> **Requirements**
Output all lines exactly.

(Records about charts and figures)
=-=-=-=-=

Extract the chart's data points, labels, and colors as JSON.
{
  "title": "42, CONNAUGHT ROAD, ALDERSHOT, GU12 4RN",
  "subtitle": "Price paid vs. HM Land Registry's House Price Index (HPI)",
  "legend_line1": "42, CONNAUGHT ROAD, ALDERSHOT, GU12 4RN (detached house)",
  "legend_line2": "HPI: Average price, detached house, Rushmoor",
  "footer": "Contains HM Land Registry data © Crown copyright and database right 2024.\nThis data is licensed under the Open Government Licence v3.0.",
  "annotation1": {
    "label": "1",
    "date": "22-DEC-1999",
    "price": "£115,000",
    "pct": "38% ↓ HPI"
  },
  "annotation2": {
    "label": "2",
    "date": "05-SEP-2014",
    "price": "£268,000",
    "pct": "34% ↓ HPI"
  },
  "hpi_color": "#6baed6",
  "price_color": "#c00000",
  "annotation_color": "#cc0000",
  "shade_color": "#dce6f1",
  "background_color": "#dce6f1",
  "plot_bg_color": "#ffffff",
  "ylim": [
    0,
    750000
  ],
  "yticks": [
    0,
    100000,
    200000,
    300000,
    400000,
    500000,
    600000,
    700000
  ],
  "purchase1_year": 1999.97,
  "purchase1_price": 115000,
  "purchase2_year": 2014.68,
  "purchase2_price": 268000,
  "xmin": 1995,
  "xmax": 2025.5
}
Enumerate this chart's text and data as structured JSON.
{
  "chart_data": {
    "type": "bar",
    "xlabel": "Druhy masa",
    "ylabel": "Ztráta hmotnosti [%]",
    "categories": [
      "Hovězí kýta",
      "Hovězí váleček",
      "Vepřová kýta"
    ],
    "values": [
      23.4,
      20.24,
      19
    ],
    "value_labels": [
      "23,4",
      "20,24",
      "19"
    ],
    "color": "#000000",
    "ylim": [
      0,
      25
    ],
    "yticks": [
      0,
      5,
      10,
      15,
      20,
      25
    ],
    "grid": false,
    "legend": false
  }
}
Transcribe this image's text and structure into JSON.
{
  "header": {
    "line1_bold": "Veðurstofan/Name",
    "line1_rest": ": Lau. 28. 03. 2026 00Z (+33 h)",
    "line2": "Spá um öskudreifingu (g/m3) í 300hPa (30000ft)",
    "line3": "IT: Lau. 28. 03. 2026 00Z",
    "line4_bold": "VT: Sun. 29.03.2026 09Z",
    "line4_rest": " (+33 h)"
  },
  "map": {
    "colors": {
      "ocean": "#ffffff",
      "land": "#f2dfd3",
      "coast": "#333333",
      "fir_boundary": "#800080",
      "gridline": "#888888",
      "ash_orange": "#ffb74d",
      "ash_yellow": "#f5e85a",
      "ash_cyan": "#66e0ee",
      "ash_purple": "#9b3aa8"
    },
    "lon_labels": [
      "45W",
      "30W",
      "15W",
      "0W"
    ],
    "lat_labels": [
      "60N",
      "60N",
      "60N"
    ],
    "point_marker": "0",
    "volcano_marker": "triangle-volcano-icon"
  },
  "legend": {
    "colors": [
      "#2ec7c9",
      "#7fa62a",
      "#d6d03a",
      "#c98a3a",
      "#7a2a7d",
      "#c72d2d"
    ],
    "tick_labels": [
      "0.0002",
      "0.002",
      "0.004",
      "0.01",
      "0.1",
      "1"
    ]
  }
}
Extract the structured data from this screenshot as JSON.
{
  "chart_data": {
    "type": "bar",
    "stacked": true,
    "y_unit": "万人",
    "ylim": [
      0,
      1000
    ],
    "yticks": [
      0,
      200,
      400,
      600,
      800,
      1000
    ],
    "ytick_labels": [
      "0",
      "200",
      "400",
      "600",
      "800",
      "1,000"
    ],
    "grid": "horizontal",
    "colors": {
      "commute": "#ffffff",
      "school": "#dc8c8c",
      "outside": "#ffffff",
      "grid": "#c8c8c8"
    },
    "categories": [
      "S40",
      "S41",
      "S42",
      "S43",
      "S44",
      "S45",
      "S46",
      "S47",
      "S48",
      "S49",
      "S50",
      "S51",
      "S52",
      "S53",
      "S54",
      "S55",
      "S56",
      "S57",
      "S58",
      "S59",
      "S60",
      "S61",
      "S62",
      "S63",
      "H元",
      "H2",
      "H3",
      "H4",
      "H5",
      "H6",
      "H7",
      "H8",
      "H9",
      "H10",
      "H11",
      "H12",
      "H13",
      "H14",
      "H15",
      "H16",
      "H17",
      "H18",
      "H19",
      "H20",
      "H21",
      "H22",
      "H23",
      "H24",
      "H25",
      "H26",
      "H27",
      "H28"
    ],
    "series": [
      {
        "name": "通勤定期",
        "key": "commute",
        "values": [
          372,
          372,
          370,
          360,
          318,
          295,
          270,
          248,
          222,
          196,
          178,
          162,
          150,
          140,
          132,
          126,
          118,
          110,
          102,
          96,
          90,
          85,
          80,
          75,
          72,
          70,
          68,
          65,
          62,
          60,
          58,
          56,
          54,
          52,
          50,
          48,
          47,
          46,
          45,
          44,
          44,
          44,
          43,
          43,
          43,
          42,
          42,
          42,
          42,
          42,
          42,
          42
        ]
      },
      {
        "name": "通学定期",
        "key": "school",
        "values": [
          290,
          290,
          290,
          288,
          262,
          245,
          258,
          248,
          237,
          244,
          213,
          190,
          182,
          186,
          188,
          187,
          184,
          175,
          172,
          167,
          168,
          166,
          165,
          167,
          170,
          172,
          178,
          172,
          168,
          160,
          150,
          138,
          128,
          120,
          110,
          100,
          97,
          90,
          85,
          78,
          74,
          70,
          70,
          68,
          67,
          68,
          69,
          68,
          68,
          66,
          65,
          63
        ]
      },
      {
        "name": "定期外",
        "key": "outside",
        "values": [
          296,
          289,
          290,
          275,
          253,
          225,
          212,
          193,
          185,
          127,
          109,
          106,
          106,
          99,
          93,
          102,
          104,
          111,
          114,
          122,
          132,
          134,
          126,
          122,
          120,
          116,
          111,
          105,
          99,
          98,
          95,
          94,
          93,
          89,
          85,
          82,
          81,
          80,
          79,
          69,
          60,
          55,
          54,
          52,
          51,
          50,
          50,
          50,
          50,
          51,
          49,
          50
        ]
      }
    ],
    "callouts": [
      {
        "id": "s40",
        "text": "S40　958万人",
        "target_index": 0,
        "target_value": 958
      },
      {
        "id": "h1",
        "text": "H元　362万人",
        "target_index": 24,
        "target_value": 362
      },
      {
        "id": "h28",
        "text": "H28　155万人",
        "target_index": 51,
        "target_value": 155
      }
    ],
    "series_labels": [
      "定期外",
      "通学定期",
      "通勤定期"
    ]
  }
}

=-=-=-=-=

> **Solution**
Extract the chart's data points, labels, and colors as JSON.
{
  "title": "42, CONNAUGHT ROAD, ALDERSHOT, GU12 4RN",
  "subtitle": "Price paid vs. HM Land Registry's House Price Index (HPI)",
  "legend_line1": "42, CONNAUGHT ROAD, ALDERSHOT, GU12 4RN (detached house)",
  "legend_line2": "HPI: Average price, detached house, Rushmoor",
  "footer": "Contains HM Land Registry data © Crown copyright and database right 2024.\nThis data is licensed under the Open Government Licence v3.0.",
  "annotation1": {
    "label": "1",
    "date": "22-DEC-1999",
    "price": "£115,000",
    "pct": "38% ↓ HPI"
  },
  "annotation2": {
    "label": "2",
    "date": "05-SEP-2014",
    "price": "£268,000",
    "pct": "34% ↓ HPI"
  },
  "hpi_color": "#6baed6",
  "price_color": "#c00000",
  "annotation_color": "#cc0000",
  "shade_color": "#dce6f1",
  "background_color": "#dce6f1",
  "plot_bg_color": "#ffffff",
  "ylim": [
    0,
    750000
  ],
  "yticks": [
    0,
    100000,
    200000,
    300000,
    400000,
    500000,
    600000,
    700000
  ],
  "purchase1_year": 1999.97,
  "purchase1_price": 115000,
  "purchase2_year": 2014.68,
  "purchase2_price": 268000,
  "xmin": 1995,
  "xmax": 2025.5
}
Enumerate this chart's text and data as structured JSON.
{
  "chart_data": {
    "type": "bar",
    "xlabel": "Druhy masa",
    "ylabel": "Ztráta hmotnosti [%]",
    "categories": [
      "Hovězí kýta",
      "Hovězí váleček",
      "Vepřová kýta"
    ],
    "values": [
      23.4,
      20.24,
      19
    ],
    "value_labels": [
      "23,4",
      "20,24",
      "19"
    ],
    "color": "#000000",
    "ylim": [
      0,
      25
    ],
    "yticks": [
      0,
      5,
      10,
      15,
      20,
      25
    ],
    "grid": false,
    "legend": false
  }
}
Transcribe this image's text and structure into JSON.
{
  "header": {
    "line1_bold": "Veðurstofan/Name",
    "line1_rest": ": Lau. 28. 03. 2026 00Z (+33 h)",
    "line2": "Spá um öskudreifingu (g/m3) í 300hPa (30000ft)",
    "line3": "IT: Lau. 28. 03. 2026 00Z",
    "line4_bold": "VT: Sun. 29.03.2026 09Z",
    "line4_rest": " (+33 h)"
  },
  "map": {
    "colors": {
      "ocean": "#ffffff",
      "land": "#f2dfd3",
      "coast": "#333333",
      "fir_boundary": "#800080",
      "gridline": "#888888",
      "ash_orange": "#ffb74d",
      "ash_yellow": "#f5e85a",
      "ash_cyan": "#66e0ee",
      "ash_purple": "#9b3aa8"
    },
    "lon_labels": [
      "45W",
      "30W",
      "15W",
      "0W"
    ],
    "lat_labels": [
      "60N",
      "60N",
      "60N"
    ],
    "point_marker": "0",
    "volcano_marker": "triangle-volcano-icon"
  },
  "legend": {
    "colors": [
      "#2ec7c9",
      "#7fa62a",
      "#d6d03a",
      "#c98a3a",
      "#7a2a7d",
      "#c72d2d"
    ],
    "tick_labels": [
      "0.0002",
      "0.002",
      "0.004",
      "0.01",
      "0.1",
      "1"
    ]
  }
}
Extract the structured data from this screenshot as JSON.
{
  "chart_data": {
    "type": "bar",
    "stacked": true,
    "y_unit": "万人",
    "ylim": [
      0,
      1000
    ],
    "yticks": [
      0,
      200,
      400,
      600,
      800,
      1000
    ],
    "ytick_labels": [
      "0",
      "200",
      "400",
      "600",
      "800",
      "1,000"
    ],
    "grid": "horizontal",
    "colors": {
      "commute": "#ffffff",
      "school": "#dc8c8c",
      "outside": "#ffffff",
      "grid": "#c8c8c8"
    },
    "categories": [
      "S40",
      "S41",
      "S42",
      "S43",
      "S44",
      "S45",
      "S46",
      "S47",
      "S48",
      "S49",
      "S50",
      "S51",
      "S52",
      "S53",
      "S54",
      "S55",
      "S56",
      "S57",
      "S58",
      "S59",
      "S60",
      "S61",
      "S62",
      "S63",
      "H元",
      "H2",
      "H3",
      "H4",
      "H5",
      "H6",
      "H7",
      "H8",
      "H9",
      "H10",
      "H11",
      "H12",
      "H13",
      "H14",
      "H15",
      "H16",
      "H17",
      "H18",
      "H19",
      "H20",
      "H21",
      "H22",
      "H23",
      "H24",
      "H25",
      "H26",
      "H27",
      "H28"
    ],
    "series": [
      {
        "name": "通勤定期",
        "key": "commute",
        "values": [
          372,
          372,
          370,
          360,
          318,
          295,
          270,
          248,
          222,
          196,
          178,
          162,
          150,
          140,
          132,
          126,
          118,
          110,
          102,
          96,
          90,
          85,
          80,
          75,
          72,
          70,
          68,
          65,
          62,
          60,
          58,
          56,
          54,
          52,
          50,
          48,
          47,
          46,
          45,
          44,
          44,
          44,
          43,
          43,
          43,
          42,
          42,
          42,
          42,
          42,
          42,
          42
        ]
      },
      {
        "name": "通学定期",
        "key": "school",
        "values": [
          290,
          290,
          290,
          288,
          262,
          245,
          258,
          248,
          237,
          244,
          213,
          190,
          182,
          186,
          188,
          187,
          184,
          175,
          172,
          167,
          168,
          166,
          165,
          167,
          170,
          172,
          178,
          172,
          168,
          160,
          150,
          138,
          128,
          120,
          110,
          100,
          97,
          90,
          85,
          78,
          74,
          70,
          70,
          68,
          67,
          68,
          69,
          68,
          68,
          66,
          65,
          63
        ]
      },
      {
        "name": "定期外",
        "key": "outside",
        "values": [
          296,
          289,
          290,
          275,
          253,
          225,
          212,
          193,
          185,
          127,
          109,
          106,
          106,
          99,
          93,
          102,
          104,
          111,
          114,
          122,
          132,
          134,
          126,
          122,
          120,
          116,
          111,
          105,
          99,
          98,
          95,
          94,
          93,
          89,
          85,
          82,
          81,
          80,
          79,
          69,
          60,
          55,
          54,
          52,
          51,
          50,
          50,
          50,
          50,
          51,
          49,
          50
        ]
      }
    ],
    "callouts": [
      {
        "id": "s40",
        "text": "S40　958万人",
        "target_index": 0,
        "target_value": 958
      },
      {
        "id": "h1",
        "text": "H元　362万人",
        "target_index": 24,
        "target_value": 362
      },
      {
        "id": "h28",
        "text": "H28　155万人",
        "target_index": 51,
        "target_value": 155
      }
    ],
    "series_labels": [
      "定期外",
      "通学定期",
      "通勤定期"
    ]
  }
}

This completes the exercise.